[START OF DATA ENTRIES]

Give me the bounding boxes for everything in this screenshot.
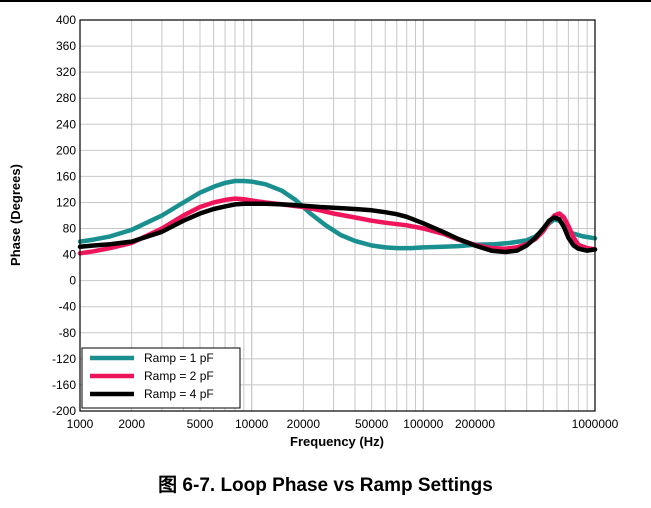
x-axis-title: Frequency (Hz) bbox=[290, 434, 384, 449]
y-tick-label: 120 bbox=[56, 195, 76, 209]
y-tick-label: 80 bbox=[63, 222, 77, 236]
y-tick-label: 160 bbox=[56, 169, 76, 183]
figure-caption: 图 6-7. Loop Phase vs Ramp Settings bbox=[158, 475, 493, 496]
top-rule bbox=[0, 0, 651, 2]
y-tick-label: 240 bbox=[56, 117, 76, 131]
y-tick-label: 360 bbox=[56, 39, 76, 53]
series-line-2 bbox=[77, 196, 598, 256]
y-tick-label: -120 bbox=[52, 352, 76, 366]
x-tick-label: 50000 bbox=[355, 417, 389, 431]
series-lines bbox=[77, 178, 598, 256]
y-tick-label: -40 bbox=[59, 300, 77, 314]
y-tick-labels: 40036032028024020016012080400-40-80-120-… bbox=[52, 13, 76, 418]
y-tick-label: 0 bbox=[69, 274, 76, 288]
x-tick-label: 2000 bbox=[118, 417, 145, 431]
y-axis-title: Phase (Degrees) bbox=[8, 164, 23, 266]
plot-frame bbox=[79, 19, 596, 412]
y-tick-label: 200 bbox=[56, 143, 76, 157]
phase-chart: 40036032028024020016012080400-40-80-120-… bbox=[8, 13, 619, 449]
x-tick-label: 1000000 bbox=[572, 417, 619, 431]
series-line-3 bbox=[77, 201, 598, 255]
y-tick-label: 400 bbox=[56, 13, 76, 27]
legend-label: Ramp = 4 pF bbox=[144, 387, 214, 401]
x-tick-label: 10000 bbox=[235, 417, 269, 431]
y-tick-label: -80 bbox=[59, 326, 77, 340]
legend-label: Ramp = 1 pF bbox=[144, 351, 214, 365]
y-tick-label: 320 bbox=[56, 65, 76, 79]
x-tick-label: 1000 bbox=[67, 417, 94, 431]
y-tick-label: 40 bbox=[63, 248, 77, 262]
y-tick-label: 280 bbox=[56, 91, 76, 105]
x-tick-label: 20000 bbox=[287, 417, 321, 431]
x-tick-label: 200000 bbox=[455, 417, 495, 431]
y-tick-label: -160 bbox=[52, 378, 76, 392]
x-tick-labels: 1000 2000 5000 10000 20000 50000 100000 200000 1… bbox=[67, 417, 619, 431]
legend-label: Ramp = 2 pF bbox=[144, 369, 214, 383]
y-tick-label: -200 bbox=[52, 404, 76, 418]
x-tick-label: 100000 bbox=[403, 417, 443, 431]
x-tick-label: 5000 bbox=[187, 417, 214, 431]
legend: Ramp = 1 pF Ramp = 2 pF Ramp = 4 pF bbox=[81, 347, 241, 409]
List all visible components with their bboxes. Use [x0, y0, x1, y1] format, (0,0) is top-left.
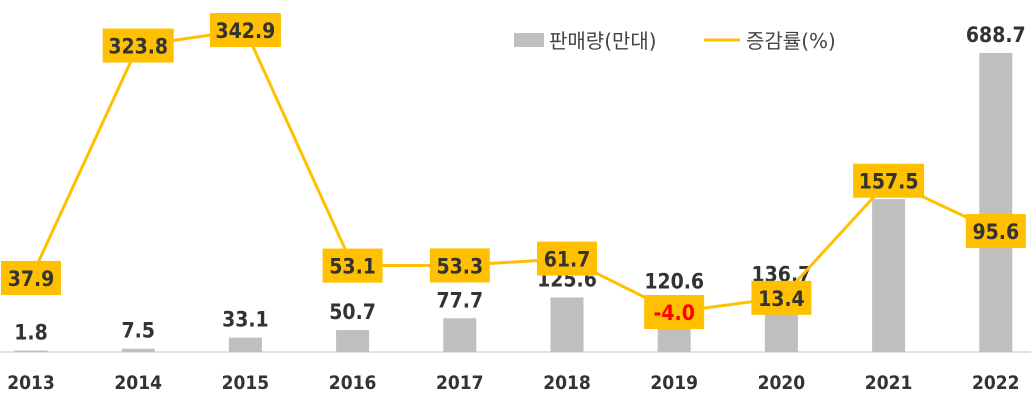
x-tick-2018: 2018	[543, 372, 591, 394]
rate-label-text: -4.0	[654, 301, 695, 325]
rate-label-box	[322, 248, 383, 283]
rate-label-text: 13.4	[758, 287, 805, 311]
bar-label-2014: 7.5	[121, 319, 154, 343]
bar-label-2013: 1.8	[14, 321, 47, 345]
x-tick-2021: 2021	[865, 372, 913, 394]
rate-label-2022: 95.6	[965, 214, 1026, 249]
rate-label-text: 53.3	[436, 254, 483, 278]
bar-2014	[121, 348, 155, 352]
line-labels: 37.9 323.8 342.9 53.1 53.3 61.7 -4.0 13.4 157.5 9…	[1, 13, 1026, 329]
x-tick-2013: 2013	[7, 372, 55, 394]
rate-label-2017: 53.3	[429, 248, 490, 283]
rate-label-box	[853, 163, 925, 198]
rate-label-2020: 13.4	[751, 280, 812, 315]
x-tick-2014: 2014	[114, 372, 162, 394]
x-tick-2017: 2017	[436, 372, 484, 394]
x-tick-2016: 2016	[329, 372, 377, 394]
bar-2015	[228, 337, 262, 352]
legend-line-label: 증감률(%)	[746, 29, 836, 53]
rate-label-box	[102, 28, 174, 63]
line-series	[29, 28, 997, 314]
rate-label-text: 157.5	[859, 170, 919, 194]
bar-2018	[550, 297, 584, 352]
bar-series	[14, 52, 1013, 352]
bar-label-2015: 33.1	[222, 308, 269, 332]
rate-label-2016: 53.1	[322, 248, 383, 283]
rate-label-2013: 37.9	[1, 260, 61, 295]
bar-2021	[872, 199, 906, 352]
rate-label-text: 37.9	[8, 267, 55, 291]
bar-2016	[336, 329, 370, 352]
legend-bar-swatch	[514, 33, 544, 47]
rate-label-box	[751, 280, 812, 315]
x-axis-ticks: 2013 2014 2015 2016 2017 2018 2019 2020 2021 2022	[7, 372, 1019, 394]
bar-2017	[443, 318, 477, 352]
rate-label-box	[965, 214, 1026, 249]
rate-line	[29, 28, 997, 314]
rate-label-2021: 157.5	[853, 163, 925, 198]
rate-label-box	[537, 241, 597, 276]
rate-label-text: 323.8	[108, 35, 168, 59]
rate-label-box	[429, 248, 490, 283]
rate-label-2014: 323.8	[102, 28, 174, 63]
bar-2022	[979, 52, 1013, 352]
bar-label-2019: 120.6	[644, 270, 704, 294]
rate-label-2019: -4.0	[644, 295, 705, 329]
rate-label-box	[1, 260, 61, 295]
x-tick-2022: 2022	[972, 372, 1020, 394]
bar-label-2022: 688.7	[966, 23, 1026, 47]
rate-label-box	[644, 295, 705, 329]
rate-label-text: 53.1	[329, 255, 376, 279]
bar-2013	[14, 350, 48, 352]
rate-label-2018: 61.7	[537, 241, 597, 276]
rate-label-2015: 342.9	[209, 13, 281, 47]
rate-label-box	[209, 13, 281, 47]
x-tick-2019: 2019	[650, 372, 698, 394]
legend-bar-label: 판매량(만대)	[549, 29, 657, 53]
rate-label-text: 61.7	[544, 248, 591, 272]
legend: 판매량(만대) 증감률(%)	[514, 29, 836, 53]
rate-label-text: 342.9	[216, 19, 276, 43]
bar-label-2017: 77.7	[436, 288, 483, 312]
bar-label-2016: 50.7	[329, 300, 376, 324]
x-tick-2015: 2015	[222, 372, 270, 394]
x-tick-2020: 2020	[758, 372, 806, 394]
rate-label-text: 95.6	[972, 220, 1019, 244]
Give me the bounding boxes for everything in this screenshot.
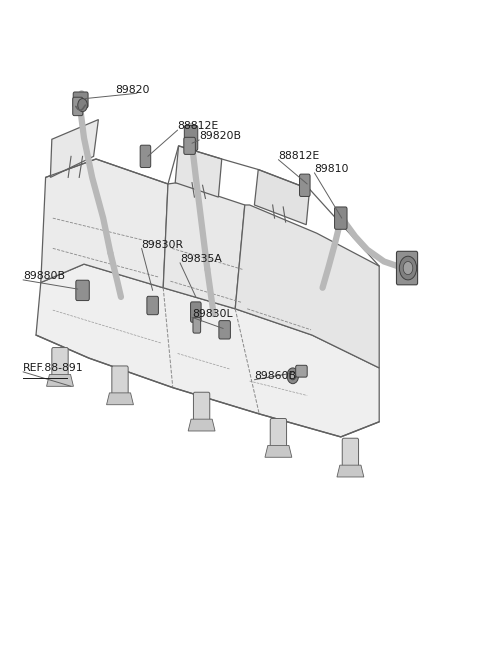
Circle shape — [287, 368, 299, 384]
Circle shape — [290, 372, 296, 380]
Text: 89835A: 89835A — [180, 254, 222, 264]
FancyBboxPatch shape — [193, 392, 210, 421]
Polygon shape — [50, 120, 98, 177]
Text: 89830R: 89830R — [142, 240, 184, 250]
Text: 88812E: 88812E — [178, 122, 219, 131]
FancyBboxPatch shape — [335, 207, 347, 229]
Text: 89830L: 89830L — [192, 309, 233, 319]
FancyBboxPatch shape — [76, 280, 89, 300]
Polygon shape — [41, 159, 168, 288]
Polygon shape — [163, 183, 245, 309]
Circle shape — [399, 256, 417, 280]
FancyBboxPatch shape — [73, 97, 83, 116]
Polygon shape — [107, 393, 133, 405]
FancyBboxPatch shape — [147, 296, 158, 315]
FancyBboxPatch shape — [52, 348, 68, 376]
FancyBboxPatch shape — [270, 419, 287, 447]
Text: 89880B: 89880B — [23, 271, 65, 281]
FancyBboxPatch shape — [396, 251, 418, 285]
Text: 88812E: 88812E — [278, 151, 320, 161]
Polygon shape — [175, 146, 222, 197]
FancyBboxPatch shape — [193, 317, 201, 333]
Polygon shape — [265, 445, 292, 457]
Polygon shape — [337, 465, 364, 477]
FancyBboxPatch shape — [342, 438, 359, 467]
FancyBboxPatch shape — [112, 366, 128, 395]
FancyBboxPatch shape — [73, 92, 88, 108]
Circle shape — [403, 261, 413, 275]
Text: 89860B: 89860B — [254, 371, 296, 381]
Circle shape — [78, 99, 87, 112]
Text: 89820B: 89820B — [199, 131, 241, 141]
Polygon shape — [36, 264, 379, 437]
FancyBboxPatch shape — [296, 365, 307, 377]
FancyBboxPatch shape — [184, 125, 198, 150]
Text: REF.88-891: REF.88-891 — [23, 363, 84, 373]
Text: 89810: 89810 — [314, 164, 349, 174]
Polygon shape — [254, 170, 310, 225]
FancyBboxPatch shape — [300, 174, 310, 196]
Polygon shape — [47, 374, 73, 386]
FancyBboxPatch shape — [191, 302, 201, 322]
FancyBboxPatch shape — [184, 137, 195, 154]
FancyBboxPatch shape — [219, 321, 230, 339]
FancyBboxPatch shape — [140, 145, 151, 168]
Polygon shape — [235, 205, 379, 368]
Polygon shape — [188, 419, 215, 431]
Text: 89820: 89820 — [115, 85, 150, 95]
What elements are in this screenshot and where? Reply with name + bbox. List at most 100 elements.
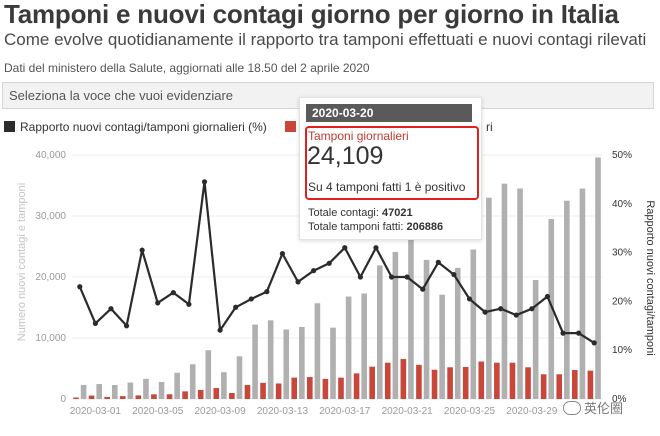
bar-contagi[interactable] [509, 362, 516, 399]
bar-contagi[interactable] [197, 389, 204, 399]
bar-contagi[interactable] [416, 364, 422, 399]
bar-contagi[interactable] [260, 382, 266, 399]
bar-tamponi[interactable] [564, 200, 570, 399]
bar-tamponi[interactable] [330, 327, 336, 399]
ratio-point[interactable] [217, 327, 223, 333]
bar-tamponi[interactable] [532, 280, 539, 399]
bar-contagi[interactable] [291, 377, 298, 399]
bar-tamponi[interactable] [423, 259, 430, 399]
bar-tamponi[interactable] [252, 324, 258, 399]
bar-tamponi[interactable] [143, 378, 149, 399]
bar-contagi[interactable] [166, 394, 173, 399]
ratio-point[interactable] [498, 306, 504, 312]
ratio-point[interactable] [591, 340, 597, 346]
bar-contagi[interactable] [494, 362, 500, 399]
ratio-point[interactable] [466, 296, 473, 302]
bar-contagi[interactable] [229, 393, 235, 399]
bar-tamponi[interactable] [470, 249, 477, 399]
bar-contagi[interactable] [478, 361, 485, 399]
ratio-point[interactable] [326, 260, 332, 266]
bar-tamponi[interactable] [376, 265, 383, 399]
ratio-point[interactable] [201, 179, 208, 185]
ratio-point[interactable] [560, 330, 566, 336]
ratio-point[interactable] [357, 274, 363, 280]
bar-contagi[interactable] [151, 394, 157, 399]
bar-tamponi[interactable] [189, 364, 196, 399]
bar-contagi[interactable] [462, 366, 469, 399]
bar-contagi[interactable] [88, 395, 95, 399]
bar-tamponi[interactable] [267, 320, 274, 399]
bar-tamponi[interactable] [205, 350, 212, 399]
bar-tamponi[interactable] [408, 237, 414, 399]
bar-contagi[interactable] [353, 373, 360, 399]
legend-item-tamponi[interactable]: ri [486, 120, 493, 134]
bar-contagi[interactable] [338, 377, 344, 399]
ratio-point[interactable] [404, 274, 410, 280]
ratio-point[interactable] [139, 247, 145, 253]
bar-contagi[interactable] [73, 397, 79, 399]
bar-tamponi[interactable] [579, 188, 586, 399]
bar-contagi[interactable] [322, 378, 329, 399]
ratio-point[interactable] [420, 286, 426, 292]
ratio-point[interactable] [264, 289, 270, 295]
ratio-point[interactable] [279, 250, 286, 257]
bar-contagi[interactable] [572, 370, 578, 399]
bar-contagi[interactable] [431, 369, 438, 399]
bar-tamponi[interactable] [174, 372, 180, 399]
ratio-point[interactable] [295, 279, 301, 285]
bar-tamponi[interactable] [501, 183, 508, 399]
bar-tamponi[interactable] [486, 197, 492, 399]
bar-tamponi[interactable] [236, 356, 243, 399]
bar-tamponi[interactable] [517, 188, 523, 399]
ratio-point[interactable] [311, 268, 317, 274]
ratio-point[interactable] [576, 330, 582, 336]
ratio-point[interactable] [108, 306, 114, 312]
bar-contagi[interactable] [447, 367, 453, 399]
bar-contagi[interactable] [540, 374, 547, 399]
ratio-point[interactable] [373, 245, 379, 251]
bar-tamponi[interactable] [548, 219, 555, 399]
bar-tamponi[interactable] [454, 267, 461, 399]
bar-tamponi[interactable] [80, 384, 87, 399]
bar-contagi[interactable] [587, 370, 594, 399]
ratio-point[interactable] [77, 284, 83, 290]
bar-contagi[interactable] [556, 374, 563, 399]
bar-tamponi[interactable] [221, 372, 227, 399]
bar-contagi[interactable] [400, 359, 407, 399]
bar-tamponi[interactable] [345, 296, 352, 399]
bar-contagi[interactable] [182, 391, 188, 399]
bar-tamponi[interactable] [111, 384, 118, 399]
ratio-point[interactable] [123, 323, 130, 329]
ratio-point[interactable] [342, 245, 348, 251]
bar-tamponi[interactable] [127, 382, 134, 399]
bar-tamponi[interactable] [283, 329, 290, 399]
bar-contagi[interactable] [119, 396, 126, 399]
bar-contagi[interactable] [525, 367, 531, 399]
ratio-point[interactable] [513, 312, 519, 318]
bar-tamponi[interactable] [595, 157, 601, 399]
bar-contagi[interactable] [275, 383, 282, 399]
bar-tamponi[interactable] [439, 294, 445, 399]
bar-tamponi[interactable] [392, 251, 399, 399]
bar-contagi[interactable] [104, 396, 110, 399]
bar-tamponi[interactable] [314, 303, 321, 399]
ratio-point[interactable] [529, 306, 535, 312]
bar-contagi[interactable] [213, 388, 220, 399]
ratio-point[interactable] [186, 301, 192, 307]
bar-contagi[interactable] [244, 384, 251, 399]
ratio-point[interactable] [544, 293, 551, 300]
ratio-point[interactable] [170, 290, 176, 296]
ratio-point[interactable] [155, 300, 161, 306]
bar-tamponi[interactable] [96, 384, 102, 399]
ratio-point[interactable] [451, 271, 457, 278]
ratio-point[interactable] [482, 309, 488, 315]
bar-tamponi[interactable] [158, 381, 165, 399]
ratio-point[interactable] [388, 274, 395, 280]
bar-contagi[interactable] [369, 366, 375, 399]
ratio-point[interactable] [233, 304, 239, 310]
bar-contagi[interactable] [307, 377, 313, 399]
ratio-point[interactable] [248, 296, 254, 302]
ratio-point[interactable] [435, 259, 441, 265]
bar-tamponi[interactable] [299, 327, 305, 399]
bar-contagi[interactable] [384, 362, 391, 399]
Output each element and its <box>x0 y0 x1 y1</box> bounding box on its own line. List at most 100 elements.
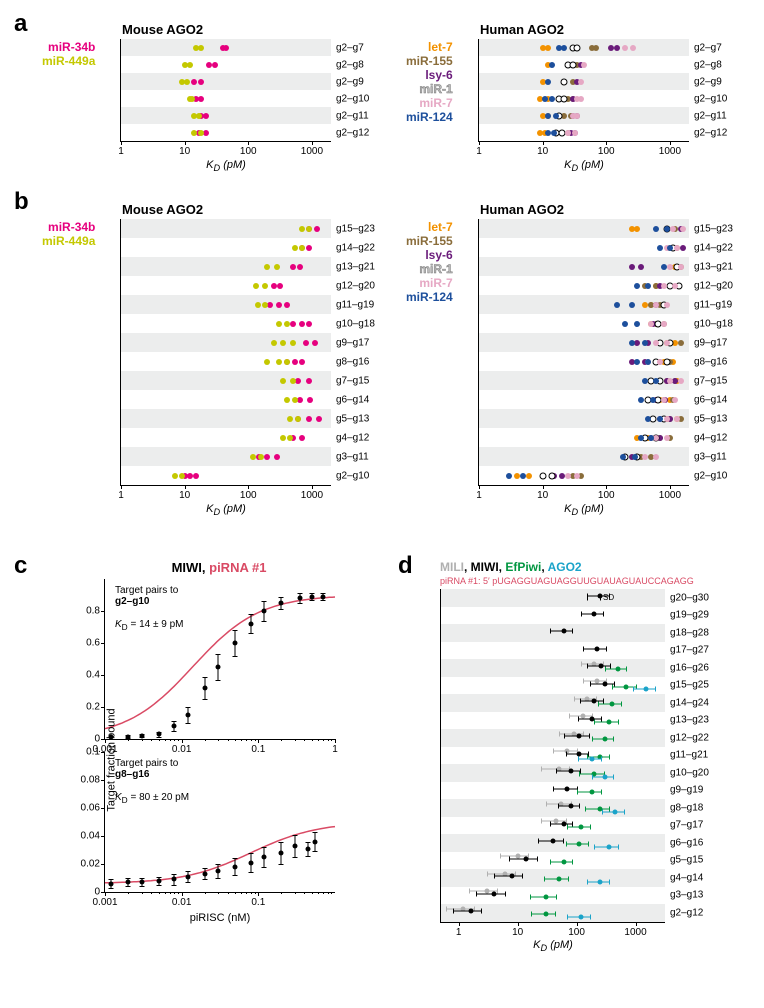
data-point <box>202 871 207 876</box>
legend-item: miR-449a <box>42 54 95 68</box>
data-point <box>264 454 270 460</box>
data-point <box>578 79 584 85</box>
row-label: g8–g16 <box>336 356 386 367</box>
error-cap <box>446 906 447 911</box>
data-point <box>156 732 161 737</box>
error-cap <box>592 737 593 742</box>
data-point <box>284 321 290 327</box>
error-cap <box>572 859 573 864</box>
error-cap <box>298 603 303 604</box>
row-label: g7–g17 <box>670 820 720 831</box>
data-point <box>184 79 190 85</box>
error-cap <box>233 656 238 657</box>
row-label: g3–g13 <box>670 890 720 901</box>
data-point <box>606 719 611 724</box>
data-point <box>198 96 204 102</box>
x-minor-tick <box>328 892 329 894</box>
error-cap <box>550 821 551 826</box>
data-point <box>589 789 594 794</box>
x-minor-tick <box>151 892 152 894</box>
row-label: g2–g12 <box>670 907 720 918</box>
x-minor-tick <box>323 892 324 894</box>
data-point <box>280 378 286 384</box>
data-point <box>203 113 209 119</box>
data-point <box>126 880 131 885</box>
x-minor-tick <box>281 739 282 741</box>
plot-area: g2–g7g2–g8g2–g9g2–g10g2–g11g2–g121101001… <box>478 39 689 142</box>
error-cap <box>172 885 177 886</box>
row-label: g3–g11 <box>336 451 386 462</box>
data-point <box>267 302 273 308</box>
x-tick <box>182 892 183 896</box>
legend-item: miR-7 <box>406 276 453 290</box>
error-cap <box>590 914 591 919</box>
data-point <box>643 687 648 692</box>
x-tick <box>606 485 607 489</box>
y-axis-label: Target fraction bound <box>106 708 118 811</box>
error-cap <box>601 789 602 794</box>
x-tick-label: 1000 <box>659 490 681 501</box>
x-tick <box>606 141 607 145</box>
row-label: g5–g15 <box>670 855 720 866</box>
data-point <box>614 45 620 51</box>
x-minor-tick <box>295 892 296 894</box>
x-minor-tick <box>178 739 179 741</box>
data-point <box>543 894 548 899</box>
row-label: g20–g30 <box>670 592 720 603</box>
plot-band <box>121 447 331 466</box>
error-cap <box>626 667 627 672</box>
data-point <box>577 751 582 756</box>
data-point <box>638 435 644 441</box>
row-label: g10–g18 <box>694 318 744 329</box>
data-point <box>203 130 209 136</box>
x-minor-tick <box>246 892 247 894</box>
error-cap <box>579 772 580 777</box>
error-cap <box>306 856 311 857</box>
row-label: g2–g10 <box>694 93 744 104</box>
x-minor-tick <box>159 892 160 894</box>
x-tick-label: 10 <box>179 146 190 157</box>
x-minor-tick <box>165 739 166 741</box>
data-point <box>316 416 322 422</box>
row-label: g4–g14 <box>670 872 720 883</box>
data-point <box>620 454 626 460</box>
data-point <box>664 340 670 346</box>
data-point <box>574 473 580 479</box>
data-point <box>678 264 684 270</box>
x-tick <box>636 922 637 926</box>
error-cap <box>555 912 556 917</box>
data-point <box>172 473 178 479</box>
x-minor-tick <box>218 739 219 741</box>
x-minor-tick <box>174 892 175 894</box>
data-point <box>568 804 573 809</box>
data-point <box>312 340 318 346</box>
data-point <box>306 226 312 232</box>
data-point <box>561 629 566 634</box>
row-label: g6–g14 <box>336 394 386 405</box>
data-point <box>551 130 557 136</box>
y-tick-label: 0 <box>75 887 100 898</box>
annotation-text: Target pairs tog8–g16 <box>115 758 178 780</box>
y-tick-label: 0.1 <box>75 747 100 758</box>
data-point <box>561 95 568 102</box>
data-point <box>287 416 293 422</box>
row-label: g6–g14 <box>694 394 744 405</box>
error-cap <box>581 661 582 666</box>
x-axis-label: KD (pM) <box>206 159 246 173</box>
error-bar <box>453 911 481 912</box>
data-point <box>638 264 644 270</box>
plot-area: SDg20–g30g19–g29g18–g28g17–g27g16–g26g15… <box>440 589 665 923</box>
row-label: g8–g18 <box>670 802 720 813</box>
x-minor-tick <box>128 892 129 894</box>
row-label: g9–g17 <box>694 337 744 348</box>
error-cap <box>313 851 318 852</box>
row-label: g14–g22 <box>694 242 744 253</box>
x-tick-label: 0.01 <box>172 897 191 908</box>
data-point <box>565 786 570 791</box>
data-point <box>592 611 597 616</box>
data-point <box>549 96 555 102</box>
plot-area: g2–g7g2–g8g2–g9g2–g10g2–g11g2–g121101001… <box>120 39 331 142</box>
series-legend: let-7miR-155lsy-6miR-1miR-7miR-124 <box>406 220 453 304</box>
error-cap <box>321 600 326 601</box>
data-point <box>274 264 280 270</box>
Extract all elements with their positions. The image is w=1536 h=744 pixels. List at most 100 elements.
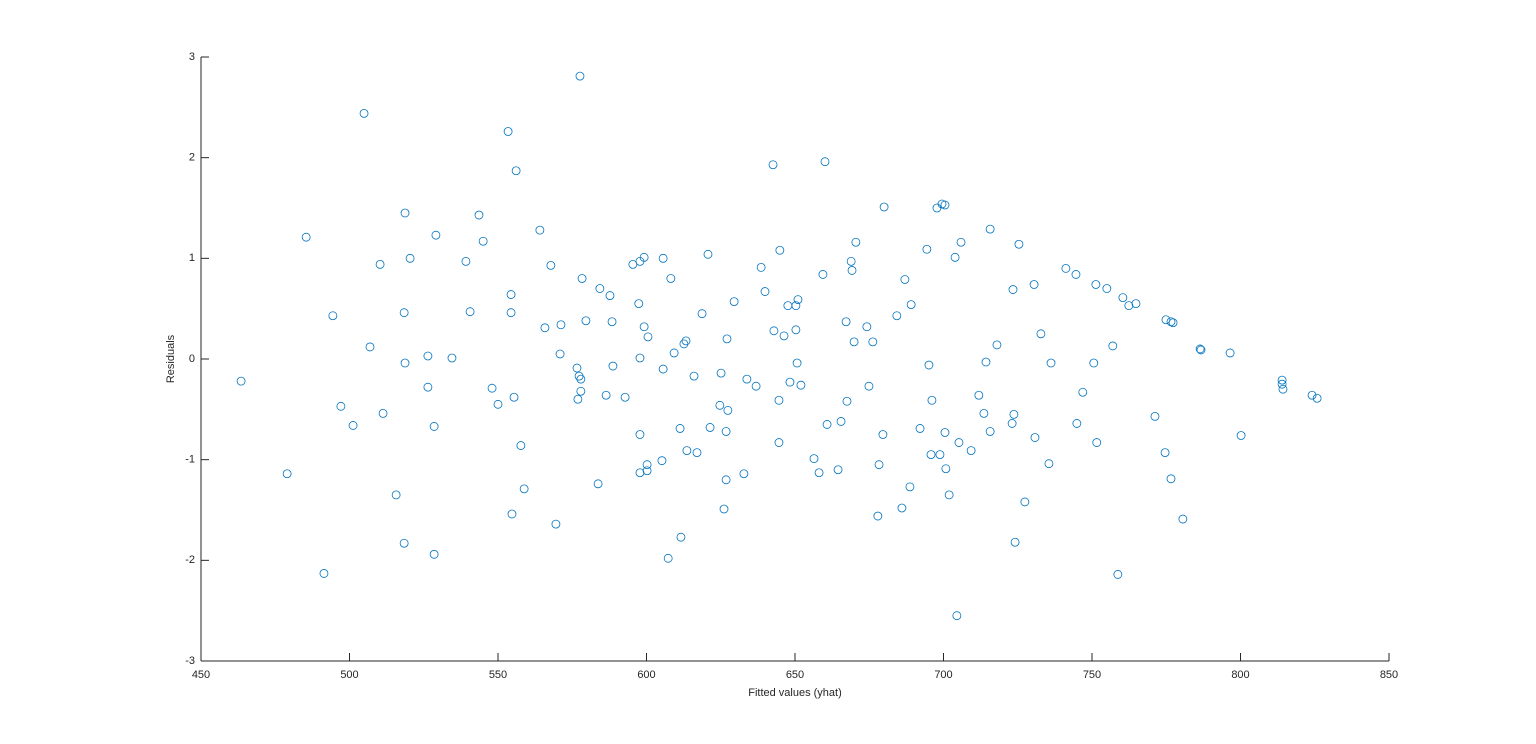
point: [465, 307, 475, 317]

[END OF DATA ENTRIES]

• **WORK TO DO**:
Arrange the lines of the items above running from the line containing "data-point <box>202 871 207 876</box>" through the line containing "data-point <box>606 719 611 724</box>", inclusive, as a JSON list of strings, one string per line, omitting blank lines.

• **SOLVED EXERCISE**:
[
  "data-point <box>202 871 207 876</box>",
  "legend-item: miR-449a <box>42 54 95 68</box>",
  "data-point <box>264 454 270 460</box>",
  "data-point <box>578 79 584 85</box>",
  "row-label: g8–g16 <box>336 356 386 367</box>",
  "error-cap <box>446 906 447 911</box>",
  "data-point <box>156 732 161 737</box>",
  "error-cap <box>592 737 593 742</box>",
  "data-point <box>284 321 290 327</box>",
  "error-cap <box>572 859 573 864</box>",
  "error-cap <box>298 603 303 604</box>",
  "row-label: g7–g17 <box>670 820 720 831</box>",
  "data-point <box>184 79 190 85</box>",
  "error-cap <box>233 656 238 657</box>",
  "row-label: g3–g13 <box>670 890 720 901</box>",
  "data-point <box>606 719 611 724</box>"
]